Dataset:
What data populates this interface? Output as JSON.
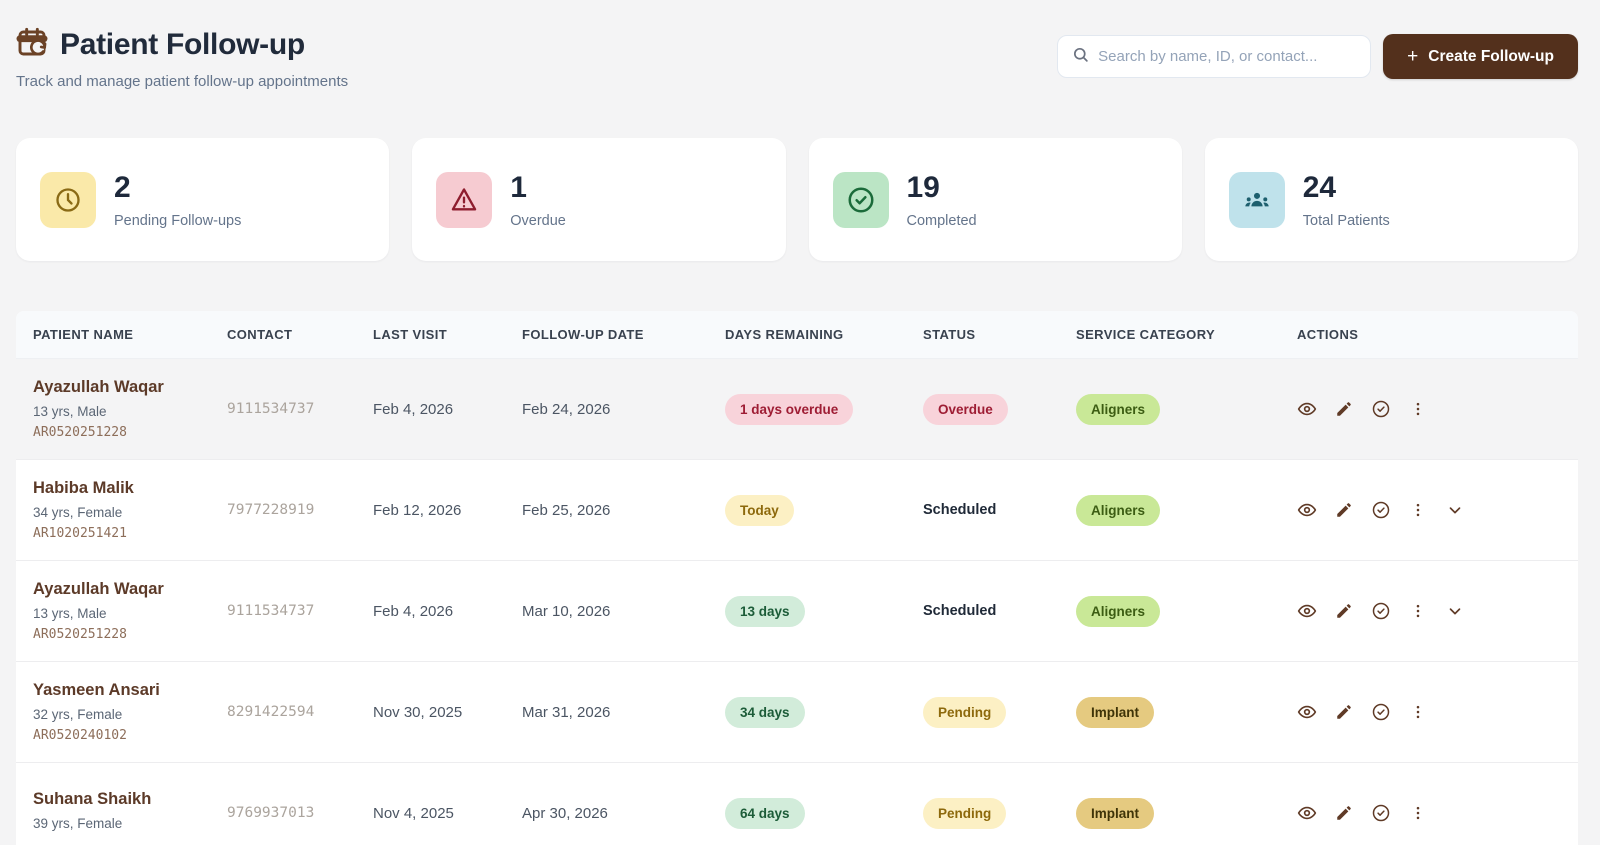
{
  "header": {
    "title": "Patient Follow-up",
    "subtitle": "Track and manage patient follow-up appointments",
    "search_placeholder": "Search by name, ID, or contact...",
    "create_button": "Create Follow-up",
    "create_plus": "+"
  },
  "colors": {
    "accent_brown": "#53301c",
    "patient_name": "#5c3a28",
    "overdue_red": "#9e1d34",
    "pending_gold": "#8d690c",
    "success_green": "#1c5c38",
    "page_background": "#f4f4f5"
  },
  "stats": [
    {
      "value": "2",
      "label": "Pending Follow-ups",
      "icon": "clock-icon",
      "tile_bg": "#fae9a9",
      "icon_color": "#8a6a15"
    },
    {
      "value": "1",
      "label": "Overdue",
      "icon": "alert-triangle-icon",
      "tile_bg": "#f6cbd1",
      "icon_color": "#8e1d2e"
    },
    {
      "value": "19",
      "label": "Completed",
      "icon": "check-circle-icon",
      "tile_bg": "#bbe5c5",
      "icon_color": "#1b6b3a"
    },
    {
      "value": "24",
      "label": "Total Patients",
      "icon": "users-icon",
      "tile_bg": "#bfe2eb",
      "icon_color": "#1d5f6e"
    }
  ],
  "table": {
    "columns": [
      "Patient Name",
      "Contact",
      "Last Visit",
      "Follow-up Date",
      "Days Remaining",
      "Status",
      "Service Category",
      "Actions"
    ],
    "rows": [
      {
        "name": "Ayazullah Waqar",
        "meta": "13 yrs, Male",
        "id": "AR0520251228",
        "contact": "9111534737",
        "last_visit": "Feb 4, 2026",
        "follow_up": "Feb 24, 2026",
        "days_remaining": {
          "text": "1 days overdue",
          "type": "overdue"
        },
        "status": {
          "text": "Overdue",
          "type": "overdue",
          "badge": true
        },
        "category": {
          "text": "Aligners",
          "type": "aligners"
        },
        "highlighted": true,
        "expandable": false
      },
      {
        "name": "Habiba Malik",
        "meta": "34 yrs, Female",
        "id": "AR1020251421",
        "contact": "7977228919",
        "last_visit": "Feb 12, 2026",
        "follow_up": "Feb 25, 2026",
        "days_remaining": {
          "text": "Today",
          "type": "today"
        },
        "status": {
          "text": "Scheduled",
          "type": "scheduled",
          "badge": false
        },
        "category": {
          "text": "Aligners",
          "type": "aligners"
        },
        "highlighted": false,
        "expandable": true
      },
      {
        "name": "Ayazullah Waqar",
        "meta": "13 yrs, Male",
        "id": "AR0520251228",
        "contact": "9111534737",
        "last_visit": "Feb 4, 2026",
        "follow_up": "Mar 10, 2026",
        "days_remaining": {
          "text": "13 days",
          "type": "days"
        },
        "status": {
          "text": "Scheduled",
          "type": "scheduled",
          "badge": false
        },
        "category": {
          "text": "Aligners",
          "type": "aligners"
        },
        "highlighted": false,
        "expandable": true
      },
      {
        "name": "Yasmeen Ansari",
        "meta": "32 yrs, Female",
        "id": "AR0520240102",
        "contact": "8291422594",
        "last_visit": "Nov 30, 2025",
        "follow_up": "Mar 31, 2026",
        "days_remaining": {
          "text": "34 days",
          "type": "days"
        },
        "status": {
          "text": "Pending",
          "type": "pending",
          "badge": true
        },
        "category": {
          "text": "Implant",
          "type": "implant"
        },
        "highlighted": false,
        "expandable": false
      },
      {
        "name": "Suhana Shaikh",
        "meta": "39 yrs, Female",
        "id": "",
        "contact": "9769937013",
        "last_visit": "Nov 4, 2025",
        "follow_up": "Apr 30, 2026",
        "days_remaining": {
          "text": "64 days",
          "type": "days"
        },
        "status": {
          "text": "Pending",
          "type": "pending",
          "badge": true
        },
        "category": {
          "text": "Implant",
          "type": "implant"
        },
        "highlighted": false,
        "expandable": false
      }
    ]
  }
}
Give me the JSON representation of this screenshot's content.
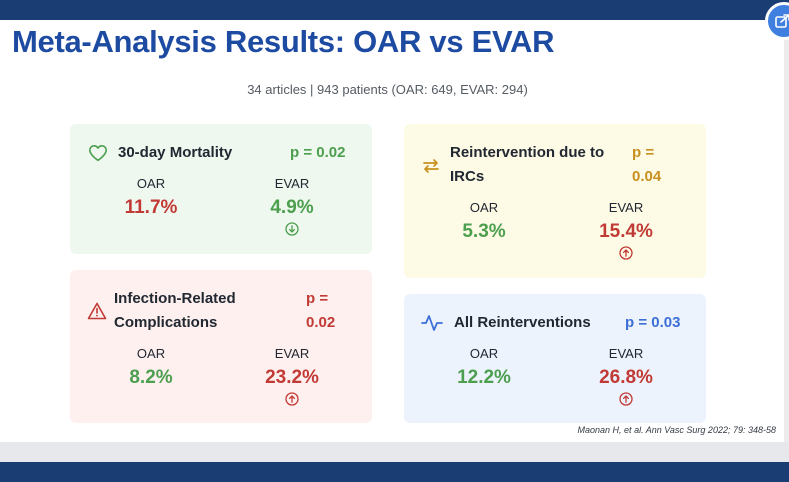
{
  "slide": {
    "title": "Meta-Analysis Results: OAR vs EVAR",
    "subtitle": "34 articles | 943 patients (OAR: 649, EVAR: 294)",
    "citation": "Maonan H, et al. Ann Vasc Surg 2022; 79: 348-58"
  },
  "cards": {
    "mortality": {
      "title": "30-day Mortality",
      "p_value": "p = 0.02",
      "icon": "heart-icon",
      "oar_label": "OAR",
      "oar_value": "11.7%",
      "evar_label": "EVAR",
      "evar_value": "4.9%",
      "trend": "down"
    },
    "reintervention_ircs": {
      "title_line1": "Reintervention due to",
      "title_line2": "IRCs",
      "p_line1": "p =",
      "p_line2": "0.04",
      "icon": "swap-arrows-icon",
      "oar_label": "OAR",
      "oar_value": "5.3%",
      "evar_label": "EVAR",
      "evar_value": "15.4%",
      "trend": "up"
    },
    "infection": {
      "title_line1": "Infection-Related",
      "title_line2": "Complications",
      "p_line1": "p =",
      "p_line2": "0.02",
      "icon": "warning-triangle-icon",
      "oar_label": "OAR",
      "oar_value": "8.2%",
      "evar_label": "EVAR",
      "evar_value": "23.2%",
      "trend": "up"
    },
    "all_reinterventions": {
      "title": "All Reinterventions",
      "p_value": "p = 0.03",
      "icon": "pulse-icon",
      "oar_label": "OAR",
      "oar_value": "12.2%",
      "evar_label": "EVAR",
      "evar_value": "26.8%",
      "trend": "up"
    }
  },
  "colors": {
    "title": "#1d4ba2",
    "green": "#4c9f4e",
    "red": "#c23a35",
    "gold": "#c8901e",
    "blue": "#3c6fd6",
    "frame": "#1a3e74"
  }
}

Aim of the task:
Go through the entries. Report every line that contains the word "JSON".

Expected answer:
What data populates this interface? Output as JSON.
Give me the JSON representation of this screenshot's content.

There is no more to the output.